* Exercise prompt:
Below is a listing to transcribe in full and exactly; keep the pictures out.

** Begin Task inputs **

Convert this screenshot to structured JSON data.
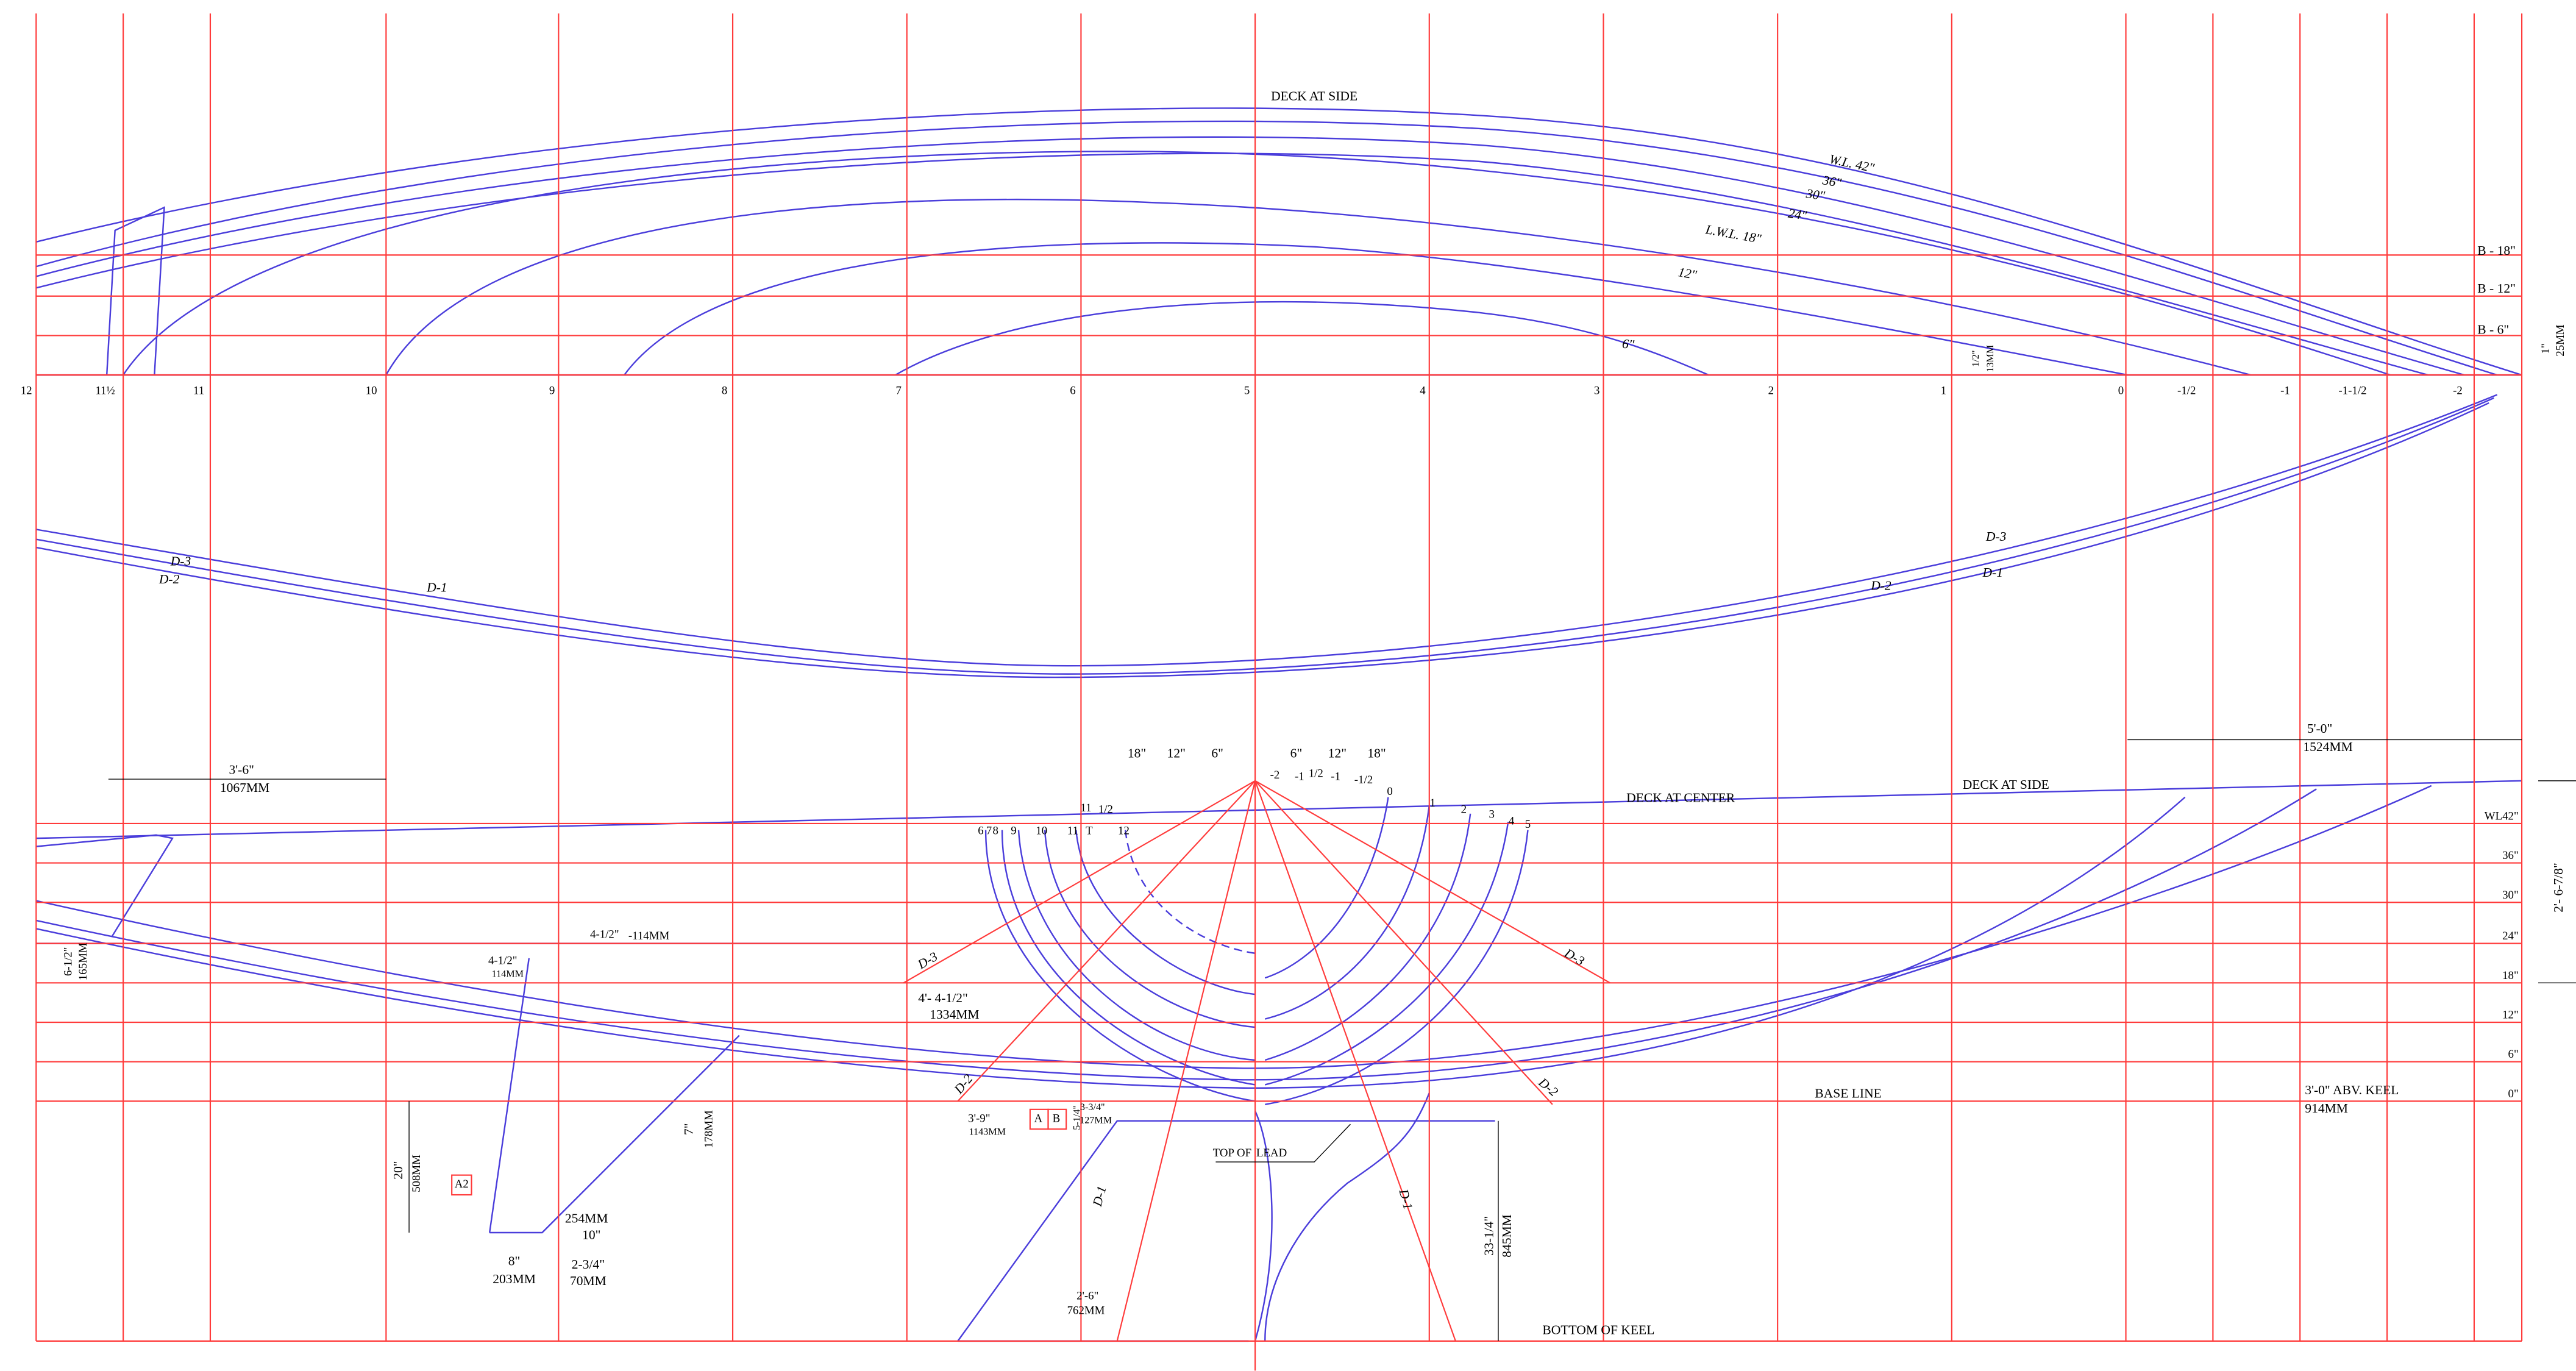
{
  "profile": {
    "deck_at_side": "DECK AT SIDE",
    "waterlines": [
      "W.L. 42\"",
      "36\"",
      "30\"",
      "24\"",
      "L.W.L. 18\"",
      "12\"",
      "6\""
    ],
    "buttocks": [
      "B - 18\"",
      "B - 12\"",
      "B - 6\""
    ],
    "dim_one": [
      "1\"",
      "25MM"
    ],
    "dim_half": [
      "1/2\"",
      "13MM"
    ]
  },
  "stations": [
    "12",
    "11½",
    "11",
    "10",
    "9",
    "8",
    "7",
    "6",
    "5",
    "4",
    "3",
    "2",
    "1",
    "0",
    "-1/2",
    "-1",
    "-1-1/2",
    "-2"
  ],
  "diagonals": {
    "left": [
      "D-3",
      "D-2",
      "D-1"
    ],
    "right": [
      "D-3",
      "D-2",
      "D-1"
    ]
  },
  "lower_profile": {
    "overhang": [
      "3'-6\"",
      "1067MM"
    ],
    "stern": [
      "5'-0\"",
      "1524MM"
    ],
    "deck_at_center": "DECK AT CENTER",
    "deck_at_side": "DECK AT SIDE",
    "waterlines": [
      "WL42\"",
      "36\"",
      "30\"",
      "24\"",
      "18\"",
      "12\"",
      "6\"",
      "0\""
    ],
    "freeboard": "2'- 6-7/8\"",
    "base_line": "BASE LINE",
    "above_keel": [
      "3'-0\" ABV. KEEL",
      "914MM"
    ],
    "bow_height": [
      "6-1/2\"",
      "165MM"
    ],
    "rudder_offset": [
      "4-1/2\"",
      "-114MM"
    ],
    "rudder_offset_2": [
      "4-1/2\"",
      "114MM"
    ],
    "keel_offset": [
      "4'- 4-1/2\"",
      "1334MM"
    ],
    "rudder_depth": [
      "20\"",
      "508MM"
    ],
    "rudder_box": "A2",
    "rudder_drop": [
      "7\"",
      "178MM"
    ],
    "rudder_chord": [
      "254MM",
      "10\""
    ],
    "rudder_foot": [
      "8\"",
      "203MM"
    ],
    "rudder_tip": [
      "2-3/4\"",
      "70MM"
    ],
    "keel_front": [
      "3'-9\"",
      "1143MM"
    ],
    "boxes": [
      "A",
      "B"
    ],
    "keel_top": [
      "5-1/4\"",
      "3-3/4\"",
      "127MM"
    ],
    "top_of_lead": [
      "TOP OF",
      "LEAD"
    ],
    "keel_depth": [
      "33-1/4\"",
      "845MM"
    ],
    "keel_bottom": [
      "2'-6\"",
      "762MM"
    ],
    "bottom_of_keel": "BOTTOM OF KEEL"
  },
  "body_plan": {
    "offsets": [
      "18\"",
      "12\"",
      "6\"",
      "6\"",
      "12\"",
      "18\""
    ],
    "diagonals": [
      "D-3",
      "D-3",
      "D-2",
      "D-2",
      "D-1",
      "D-1"
    ],
    "stations_fwd": [
      "-2",
      "-1",
      "1/2",
      "-1",
      "-1/2",
      "0",
      "1",
      "2",
      "3",
      "4",
      "5"
    ],
    "stations_aft": [
      "6",
      "7",
      "8",
      "9",
      "10",
      "11",
      "T",
      "12",
      "11",
      "1/2"
    ]
  }
}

** End Task inputs **

* Reply:
Convert this screenshot to structured JSON data.
{
  "profile": {
    "deck_at_side": "DECK AT SIDE",
    "waterlines": [
      "W.L. 42\"",
      "36\"",
      "30\"",
      "24\"",
      "L.W.L. 18\"",
      "12\"",
      "6\""
    ],
    "buttocks": [
      "B - 18\"",
      "B - 12\"",
      "B - 6\""
    ],
    "dim_one": [
      "1\"",
      "25MM"
    ],
    "dim_half": [
      "1/2\"",
      "13MM"
    ]
  },
  "stations": [
    "12",
    "11½",
    "11",
    "10",
    "9",
    "8",
    "7",
    "6",
    "5",
    "4",
    "3",
    "2",
    "1",
    "0",
    "-1/2",
    "-1",
    "-1-1/2",
    "-2"
  ],
  "diagonals": {
    "left": [
      "D-3",
      "D-2",
      "D-1"
    ],
    "right": [
      "D-3",
      "D-2",
      "D-1"
    ]
  },
  "lower_profile": {
    "overhang": [
      "3'-6\"",
      "1067MM"
    ],
    "stern": [
      "5'-0\"",
      "1524MM"
    ],
    "deck_at_center": "DECK AT CENTER",
    "deck_at_side": "DECK AT SIDE",
    "waterlines": [
      "WL42\"",
      "36\"",
      "30\"",
      "24\"",
      "18\"",
      "12\"",
      "6\"",
      "0\""
    ],
    "freeboard": "2'- 6-7/8\"",
    "base_line": "BASE LINE",
    "above_keel": [
      "3'-0\" ABV. KEEL",
      "914MM"
    ],
    "bow_height": [
      "6-1/2\"",
      "165MM"
    ],
    "rudder_offset": [
      "4-1/2\"",
      "-114MM"
    ],
    "rudder_offset_2": [
      "4-1/2\"",
      "114MM"
    ],
    "keel_offset": [
      "4'- 4-1/2\"",
      "1334MM"
    ],
    "rudder_depth": [
      "20\"",
      "508MM"
    ],
    "rudder_box": "A2",
    "rudder_drop": [
      "7\"",
      "178MM"
    ],
    "rudder_chord": [
      "254MM",
      "10\""
    ],
    "rudder_foot": [
      "8\"",
      "203MM"
    ],
    "rudder_tip": [
      "2-3/4\"",
      "70MM"
    ],
    "keel_front": [
      "3'-9\"",
      "1143MM"
    ],
    "boxes": [
      "A",
      "B"
    ],
    "keel_top": [
      "5-1/4\"",
      "3-3/4\"",
      "127MM"
    ],
    "top_of_lead": [
      "TOP OF",
      "LEAD"
    ],
    "keel_depth": [
      "33-1/4\"",
      "845MM"
    ],
    "keel_bottom": [
      "2'-6\"",
      "762MM"
    ],
    "bottom_of_keel": "BOTTOM OF KEEL"
  },
  "body_plan": {
    "offsets": [
      "18\"",
      "12\"",
      "6\"",
      "6\"",
      "12\"",
      "18\""
    ],
    "diagonals": [
      "D-3",
      "D-3",
      "D-2",
      "D-2",
      "D-1",
      "D-1"
    ],
    "stations_fwd": [
      "-2",
      "-1",
      "1/2",
      "-1",
      "-1/2",
      "0",
      "1",
      "2",
      "3",
      "4",
      "5"
    ],
    "stations_aft": [
      "6",
      "7",
      "8",
      "9",
      "10",
      "11",
      "T",
      "12",
      "11",
      "1/2"
    ]
  }
}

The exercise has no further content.